Exercise objective: Reproduce the material in full, unchanged.

════════════════════

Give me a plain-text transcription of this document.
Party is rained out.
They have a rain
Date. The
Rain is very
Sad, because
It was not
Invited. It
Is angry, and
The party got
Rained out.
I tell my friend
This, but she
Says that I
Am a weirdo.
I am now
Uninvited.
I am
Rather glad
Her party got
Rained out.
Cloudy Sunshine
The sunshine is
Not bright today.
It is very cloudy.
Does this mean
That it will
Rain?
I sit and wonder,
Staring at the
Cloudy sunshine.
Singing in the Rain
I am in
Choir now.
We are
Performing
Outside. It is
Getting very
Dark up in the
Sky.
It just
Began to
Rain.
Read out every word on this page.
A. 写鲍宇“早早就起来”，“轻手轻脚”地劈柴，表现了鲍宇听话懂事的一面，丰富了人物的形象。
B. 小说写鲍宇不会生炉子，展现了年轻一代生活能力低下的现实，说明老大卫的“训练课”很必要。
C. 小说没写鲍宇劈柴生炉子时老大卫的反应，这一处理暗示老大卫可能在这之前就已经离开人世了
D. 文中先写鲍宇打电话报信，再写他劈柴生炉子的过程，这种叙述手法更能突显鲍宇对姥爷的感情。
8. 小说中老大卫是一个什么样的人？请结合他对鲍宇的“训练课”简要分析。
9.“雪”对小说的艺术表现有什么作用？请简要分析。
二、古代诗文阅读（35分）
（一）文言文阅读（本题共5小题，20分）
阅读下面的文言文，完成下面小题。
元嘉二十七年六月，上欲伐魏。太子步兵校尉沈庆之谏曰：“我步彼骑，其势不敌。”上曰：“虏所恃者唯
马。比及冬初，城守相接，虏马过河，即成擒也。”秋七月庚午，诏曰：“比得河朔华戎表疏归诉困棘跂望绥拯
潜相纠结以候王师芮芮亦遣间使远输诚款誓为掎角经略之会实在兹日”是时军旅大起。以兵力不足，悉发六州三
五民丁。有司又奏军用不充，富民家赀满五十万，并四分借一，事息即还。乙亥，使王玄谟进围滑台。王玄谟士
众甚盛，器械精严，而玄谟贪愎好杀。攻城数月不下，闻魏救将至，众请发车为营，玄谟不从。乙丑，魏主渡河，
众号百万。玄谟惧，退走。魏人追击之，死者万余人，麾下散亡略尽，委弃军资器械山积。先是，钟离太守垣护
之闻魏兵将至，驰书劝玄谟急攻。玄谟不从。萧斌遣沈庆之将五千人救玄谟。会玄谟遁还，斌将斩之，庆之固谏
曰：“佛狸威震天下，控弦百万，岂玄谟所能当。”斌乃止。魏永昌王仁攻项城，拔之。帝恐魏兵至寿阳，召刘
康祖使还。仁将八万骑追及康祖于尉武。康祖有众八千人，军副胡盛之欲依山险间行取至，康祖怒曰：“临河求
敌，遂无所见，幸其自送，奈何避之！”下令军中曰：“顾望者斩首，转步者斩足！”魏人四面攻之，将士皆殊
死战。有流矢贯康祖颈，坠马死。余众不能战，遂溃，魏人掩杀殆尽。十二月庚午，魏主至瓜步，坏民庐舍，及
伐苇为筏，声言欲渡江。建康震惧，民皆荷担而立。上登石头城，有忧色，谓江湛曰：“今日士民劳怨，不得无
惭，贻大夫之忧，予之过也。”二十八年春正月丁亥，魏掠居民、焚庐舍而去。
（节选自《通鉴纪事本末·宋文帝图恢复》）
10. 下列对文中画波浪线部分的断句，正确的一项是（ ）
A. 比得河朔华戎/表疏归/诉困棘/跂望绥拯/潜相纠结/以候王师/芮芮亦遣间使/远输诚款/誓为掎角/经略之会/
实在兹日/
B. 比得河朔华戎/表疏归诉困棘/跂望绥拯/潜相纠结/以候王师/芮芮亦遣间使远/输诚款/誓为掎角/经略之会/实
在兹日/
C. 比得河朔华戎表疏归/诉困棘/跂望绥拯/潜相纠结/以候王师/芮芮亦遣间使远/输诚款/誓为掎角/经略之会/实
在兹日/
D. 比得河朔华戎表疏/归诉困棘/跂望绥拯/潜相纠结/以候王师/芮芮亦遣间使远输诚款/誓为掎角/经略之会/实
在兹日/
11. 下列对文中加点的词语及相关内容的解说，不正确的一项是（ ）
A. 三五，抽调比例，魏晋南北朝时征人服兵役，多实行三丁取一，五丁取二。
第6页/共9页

════════════════════

Reply:
Give me a plain-text transcription of this document.
Party is rained out.
They have a rain
Date. The
Rain is very
Sad, because
It was not
Invited. It
Is angry, and
The party got
Rained out.
I tell my friend
This, but she
Says that I
Am a weirdo.
I am now
Uninvited.
I am
Rather glad
Her party got
Rained out.
Cloudy Sunshine
The sunshine is
Not bright today.
It is very cloudy.
Does this mean
That it will
Rain?
I sit and wonder,
Staring at the
Cloudy sunshine.
Singing in the Rain
I am in
Choir now.
We are
Performing
Outside. It is
Getting very
Dark up in the
Sky.
It just
Began to
Rain.
Read out every word on this page.
A. 写鲍宇“早早就起来”，“轻手轻脚”地劈柴，表现了鲍宇听话懂事的一面，丰富了人物的形象。
B. 小说写鲍宇不会生炉子，展现了年轻一代生活能力低下的现实，说明老大卫的“训练课”很必要。
C. 小说没写鲍宇劈柴生炉子时老大卫的反应，这一处理暗示老大卫可能在这之前就已经离开人世了
D. 文中先写鲍宇打电话报信，再写他劈柴生炉子的过程，这种叙述手法更能突显鲍宇对姥爷的感情。
8. 小说中老大卫是一个什么样的人？请结合他对鲍宇的“训练课”简要分析。
9.“雪”对小说的艺术表现有什么作用？请简要分析。
二、古代诗文阅读（35分）
（一）文言文阅读（本题共5小题，20分）
阅读下面的文言文，完成下面小题。
元嘉二十七年六月，上欲伐魏。太子步兵校尉沈庆之谏曰：“我步彼骑，其势不敌。”上曰：“虏所恃者唯
马。比及冬初，城守相接，虏马过河，即成擒也。”秋七月庚午，诏曰：“比得河朔华戎表疏归诉困棘跂望绥拯
潜相纠结以候王师芮芮亦遣间使远输诚款誓为掎角经略之会实在兹日”是时军旅大起。以兵力不足，悉发六州三
五民丁。有司又奏军用不充，富民家赀满五十万，并四分借一，事息即还。乙亥，使王玄谟进围滑台。王玄谟士
众甚盛，器械精严，而玄谟贪愎好杀。攻城数月不下，闻魏救将至，众请发车为营，玄谟不从。乙丑，魏主渡河，
众号百万。玄谟惧，退走。魏人追击之，死者万余人，麾下散亡略尽，委弃军资器械山积。先是，钟离太守垣护
之闻魏兵将至，驰书劝玄谟急攻。玄谟不从。萧斌遣沈庆之将五千人救玄谟。会玄谟遁还，斌将斩之，庆之固谏
曰：“佛狸威震天下，控弦百万，岂玄谟所能当。”斌乃止。魏永昌王仁攻项城，拔之。帝恐魏兵至寿阳，召刘
康祖使还。仁将八万骑追及康祖于尉武。康祖有众八千人，军副胡盛之欲依山险间行取至，康祖怒曰：“临河求
敌，遂无所见，幸其自送，奈何避之！”下令军中曰：“顾望者斩首，转步者斩足！”魏人四面攻之，将士皆殊
死战。有流矢贯康祖颈，坠马死。余众不能战，遂溃，魏人掩杀殆尽。十二月庚午，魏主至瓜步，坏民庐舍，及
伐苇为筏，声言欲渡江。建康震惧，民皆荷担而立。上登石头城，有忧色，谓江湛曰：“今日士民劳怨，不得无
惭，贻大夫之忧，予之过也。”二十八年春正月丁亥，魏掠居民、焚庐舍而去。
（节选自《通鉴纪事本末·宋文帝图恢复》）
10. 下列对文中画波浪线部分的断句，正确的一项是（ ）
A. 比得河朔华戎/表疏归/诉困棘/跂望绥拯/潜相纠结/以候王师/芮芮亦遣间使/远输诚款/誓为掎角/经略之会/
实在兹日/
B. 比得河朔华戎/表疏归诉困棘/跂望绥拯/潜相纠结/以候王师/芮芮亦遣间使远/输诚款/誓为掎角/经略之会/实
在兹日/
C. 比得河朔华戎表疏归/诉困棘/跂望绥拯/潜相纠结/以候王师/芮芮亦遣间使远/输诚款/誓为掎角/经略之会/实
在兹日/
D. 比得河朔华戎表疏/归诉困棘/跂望绥拯/潜相纠结/以候王师/芮芮亦遣间使远输诚款/誓为掎角/经略之会/实
在兹日/
11. 下列对文中加点的词语及相关内容的解说，不正确的一项是（ ）
A. 三五，抽调比例，魏晋南北朝时征人服兵役，多实行三丁取一，五丁取二。
第6页/共9页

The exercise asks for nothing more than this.